Data shown start

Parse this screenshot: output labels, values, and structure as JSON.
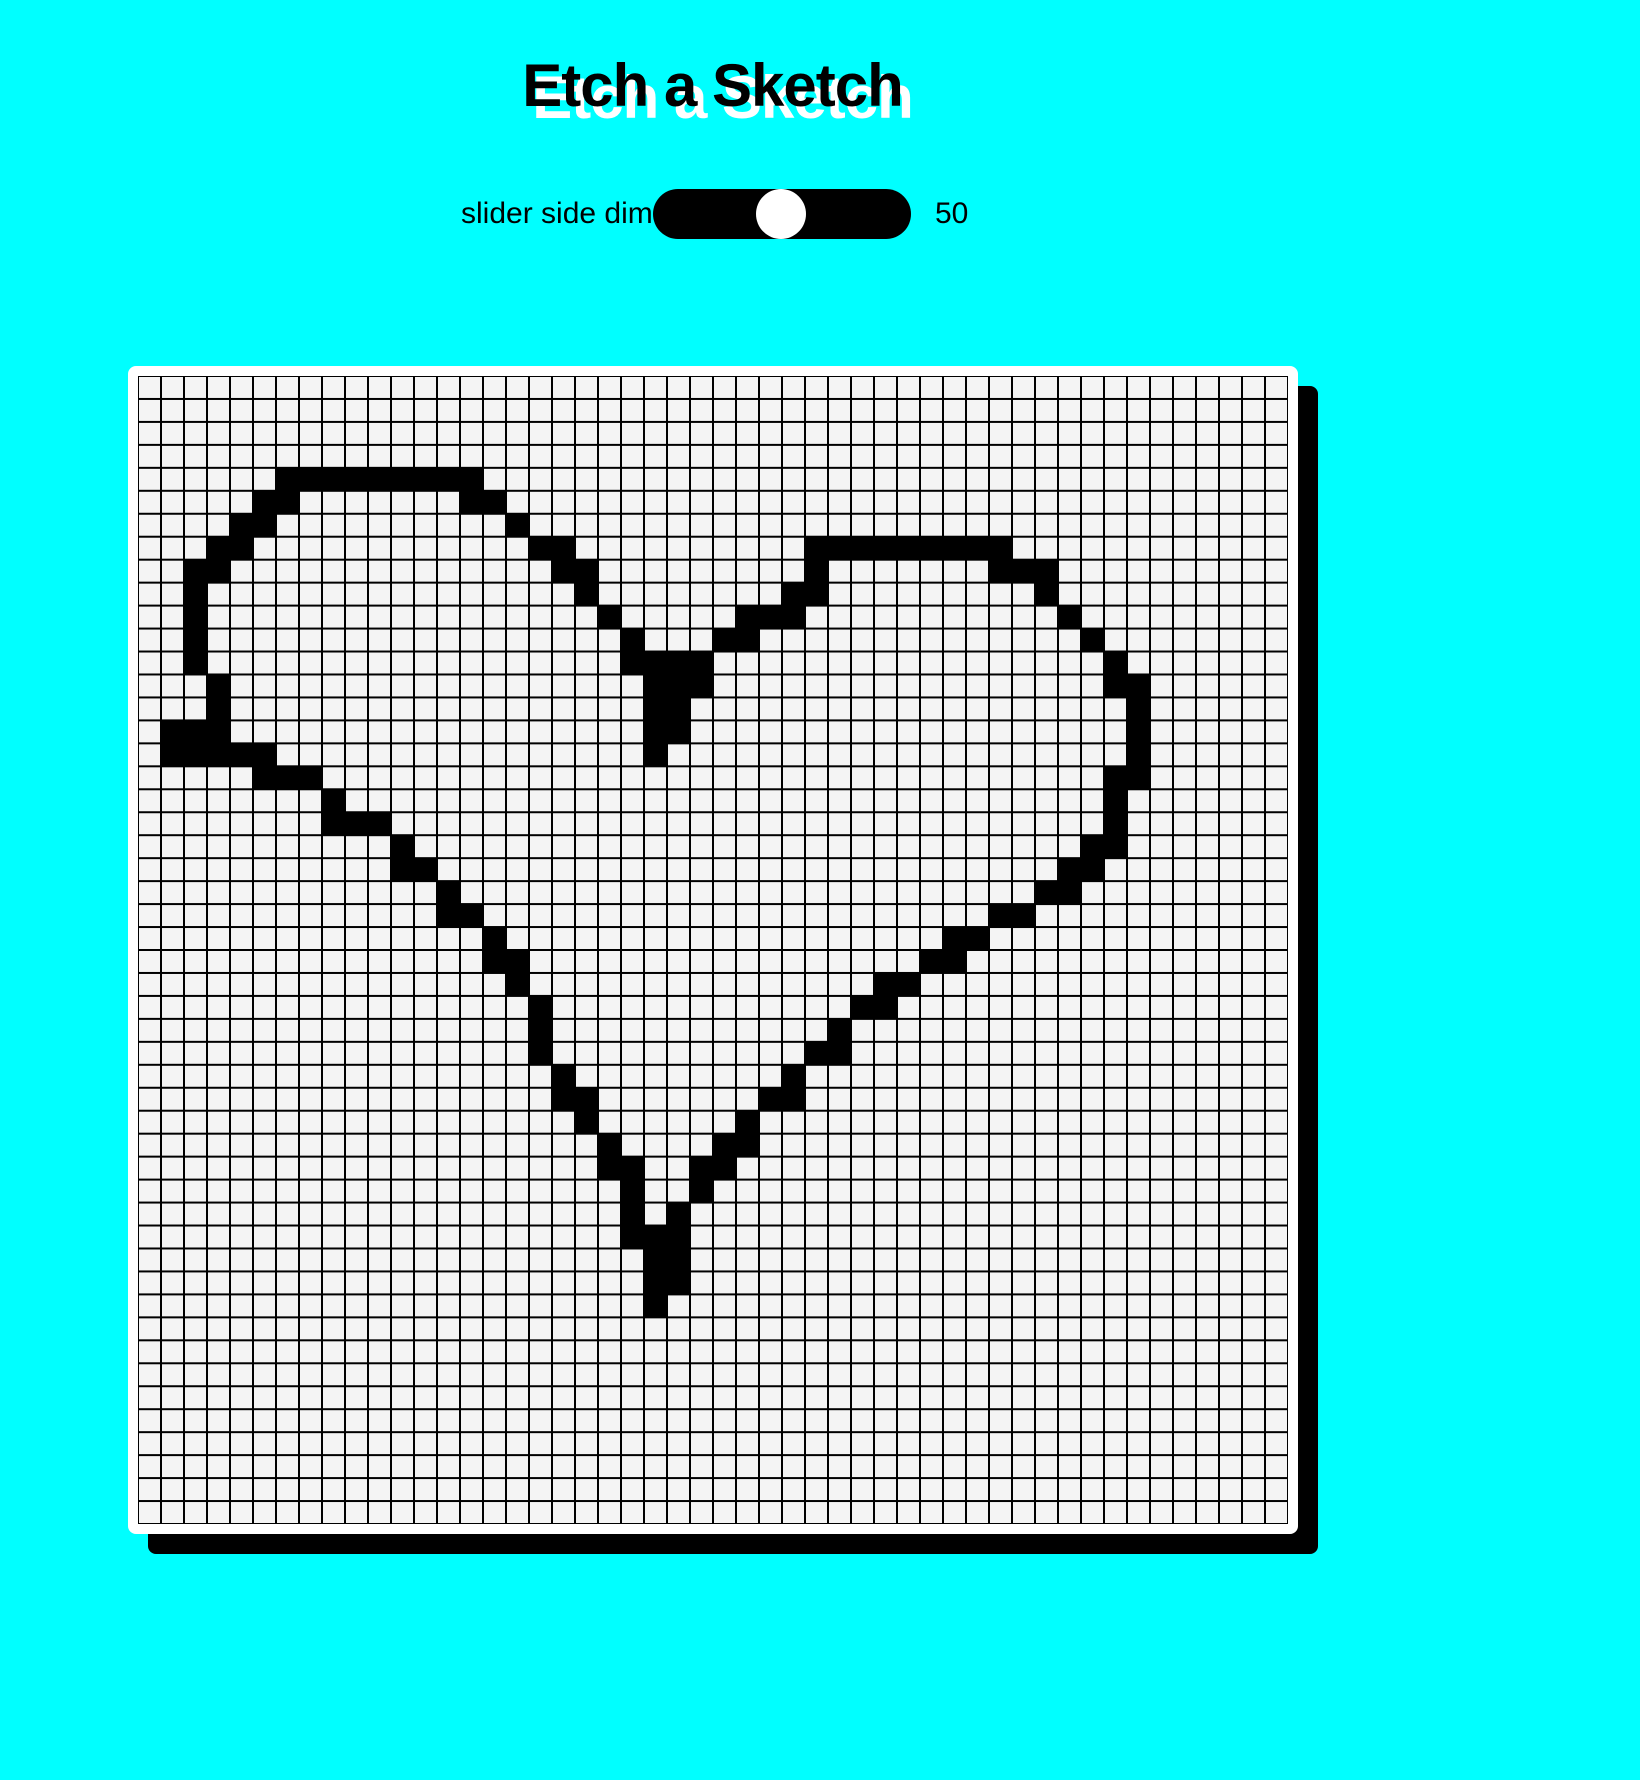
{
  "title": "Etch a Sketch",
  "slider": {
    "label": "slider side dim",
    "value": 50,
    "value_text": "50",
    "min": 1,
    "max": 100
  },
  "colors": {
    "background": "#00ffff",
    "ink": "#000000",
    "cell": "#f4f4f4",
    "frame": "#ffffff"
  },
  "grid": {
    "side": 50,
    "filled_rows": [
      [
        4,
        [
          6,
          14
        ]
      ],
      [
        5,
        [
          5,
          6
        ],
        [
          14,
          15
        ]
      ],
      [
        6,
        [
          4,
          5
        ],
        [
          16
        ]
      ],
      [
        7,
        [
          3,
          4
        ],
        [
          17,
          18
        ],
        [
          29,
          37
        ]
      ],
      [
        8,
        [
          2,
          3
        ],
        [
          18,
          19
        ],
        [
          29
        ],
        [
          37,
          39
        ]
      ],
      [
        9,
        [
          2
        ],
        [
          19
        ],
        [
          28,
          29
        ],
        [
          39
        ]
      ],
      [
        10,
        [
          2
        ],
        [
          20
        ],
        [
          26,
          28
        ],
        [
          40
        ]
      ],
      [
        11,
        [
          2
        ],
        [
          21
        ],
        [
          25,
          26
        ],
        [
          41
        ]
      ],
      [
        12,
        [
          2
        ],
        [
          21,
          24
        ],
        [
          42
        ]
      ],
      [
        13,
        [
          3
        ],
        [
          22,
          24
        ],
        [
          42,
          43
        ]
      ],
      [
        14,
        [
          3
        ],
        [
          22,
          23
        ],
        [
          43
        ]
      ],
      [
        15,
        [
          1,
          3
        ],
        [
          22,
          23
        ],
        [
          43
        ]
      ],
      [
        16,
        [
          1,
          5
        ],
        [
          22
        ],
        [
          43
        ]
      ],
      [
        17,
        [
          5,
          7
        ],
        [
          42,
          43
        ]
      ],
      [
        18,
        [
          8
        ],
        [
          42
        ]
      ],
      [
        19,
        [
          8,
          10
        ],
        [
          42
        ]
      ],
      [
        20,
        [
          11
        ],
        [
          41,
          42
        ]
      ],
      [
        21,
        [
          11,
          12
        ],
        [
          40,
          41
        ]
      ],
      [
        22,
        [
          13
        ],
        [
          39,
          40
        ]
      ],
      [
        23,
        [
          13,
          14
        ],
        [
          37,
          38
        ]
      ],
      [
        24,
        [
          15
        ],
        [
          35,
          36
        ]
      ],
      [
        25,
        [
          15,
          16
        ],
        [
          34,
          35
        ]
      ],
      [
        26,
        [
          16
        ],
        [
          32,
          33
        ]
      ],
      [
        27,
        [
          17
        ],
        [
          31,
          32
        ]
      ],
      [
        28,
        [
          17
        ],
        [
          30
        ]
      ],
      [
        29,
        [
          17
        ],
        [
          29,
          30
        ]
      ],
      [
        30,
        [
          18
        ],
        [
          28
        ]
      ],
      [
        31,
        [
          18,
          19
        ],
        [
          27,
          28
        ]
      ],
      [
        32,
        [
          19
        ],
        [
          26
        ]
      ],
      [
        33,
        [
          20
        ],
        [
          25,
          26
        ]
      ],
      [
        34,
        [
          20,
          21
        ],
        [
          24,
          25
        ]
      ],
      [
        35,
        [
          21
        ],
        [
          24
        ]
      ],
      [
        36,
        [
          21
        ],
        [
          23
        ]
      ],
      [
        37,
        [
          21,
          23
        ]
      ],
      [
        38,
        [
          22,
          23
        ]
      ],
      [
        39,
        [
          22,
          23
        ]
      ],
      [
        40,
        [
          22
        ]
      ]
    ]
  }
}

Data shown end

Work instructions » Go through the listing above and quote it exactly, apart from its images.

The reply »
Parse this screenshot: output labels, values, and structure as JSON.
{
  "title": "Etch a Sketch",
  "slider": {
    "label": "slider side dim",
    "value": 50,
    "value_text": "50",
    "min": 1,
    "max": 100
  },
  "colors": {
    "background": "#00ffff",
    "ink": "#000000",
    "cell": "#f4f4f4",
    "frame": "#ffffff"
  },
  "grid": {
    "side": 50,
    "filled_rows": [
      [
        4,
        [
          6,
          14
        ]
      ],
      [
        5,
        [
          5,
          6
        ],
        [
          14,
          15
        ]
      ],
      [
        6,
        [
          4,
          5
        ],
        [
          16
        ]
      ],
      [
        7,
        [
          3,
          4
        ],
        [
          17,
          18
        ],
        [
          29,
          37
        ]
      ],
      [
        8,
        [
          2,
          3
        ],
        [
          18,
          19
        ],
        [
          29
        ],
        [
          37,
          39
        ]
      ],
      [
        9,
        [
          2
        ],
        [
          19
        ],
        [
          28,
          29
        ],
        [
          39
        ]
      ],
      [
        10,
        [
          2
        ],
        [
          20
        ],
        [
          26,
          28
        ],
        [
          40
        ]
      ],
      [
        11,
        [
          2
        ],
        [
          21
        ],
        [
          25,
          26
        ],
        [
          41
        ]
      ],
      [
        12,
        [
          2
        ],
        [
          21,
          24
        ],
        [
          42
        ]
      ],
      [
        13,
        [
          3
        ],
        [
          22,
          24
        ],
        [
          42,
          43
        ]
      ],
      [
        14,
        [
          3
        ],
        [
          22,
          23
        ],
        [
          43
        ]
      ],
      [
        15,
        [
          1,
          3
        ],
        [
          22,
          23
        ],
        [
          43
        ]
      ],
      [
        16,
        [
          1,
          5
        ],
        [
          22
        ],
        [
          43
        ]
      ],
      [
        17,
        [
          5,
          7
        ],
        [
          42,
          43
        ]
      ],
      [
        18,
        [
          8
        ],
        [
          42
        ]
      ],
      [
        19,
        [
          8,
          10
        ],
        [
          42
        ]
      ],
      [
        20,
        [
          11
        ],
        [
          41,
          42
        ]
      ],
      [
        21,
        [
          11,
          12
        ],
        [
          40,
          41
        ]
      ],
      [
        22,
        [
          13
        ],
        [
          39,
          40
        ]
      ],
      [
        23,
        [
          13,
          14
        ],
        [
          37,
          38
        ]
      ],
      [
        24,
        [
          15
        ],
        [
          35,
          36
        ]
      ],
      [
        25,
        [
          15,
          16
        ],
        [
          34,
          35
        ]
      ],
      [
        26,
        [
          16
        ],
        [
          32,
          33
        ]
      ],
      [
        27,
        [
          17
        ],
        [
          31,
          32
        ]
      ],
      [
        28,
        [
          17
        ],
        [
          30
        ]
      ],
      [
        29,
        [
          17
        ],
        [
          29,
          30
        ]
      ],
      [
        30,
        [
          18
        ],
        [
          28
        ]
      ],
      [
        31,
        [
          18,
          19
        ],
        [
          27,
          28
        ]
      ],
      [
        32,
        [
          19
        ],
        [
          26
        ]
      ],
      [
        33,
        [
          20
        ],
        [
          25,
          26
        ]
      ],
      [
        34,
        [
          20,
          21
        ],
        [
          24,
          25
        ]
      ],
      [
        35,
        [
          21
        ],
        [
          24
        ]
      ],
      [
        36,
        [
          21
        ],
        [
          23
        ]
      ],
      [
        37,
        [
          21,
          23
        ]
      ],
      [
        38,
        [
          22,
          23
        ]
      ],
      [
        39,
        [
          22,
          23
        ]
      ],
      [
        40,
        [
          22
        ]
      ]
    ]
  }
}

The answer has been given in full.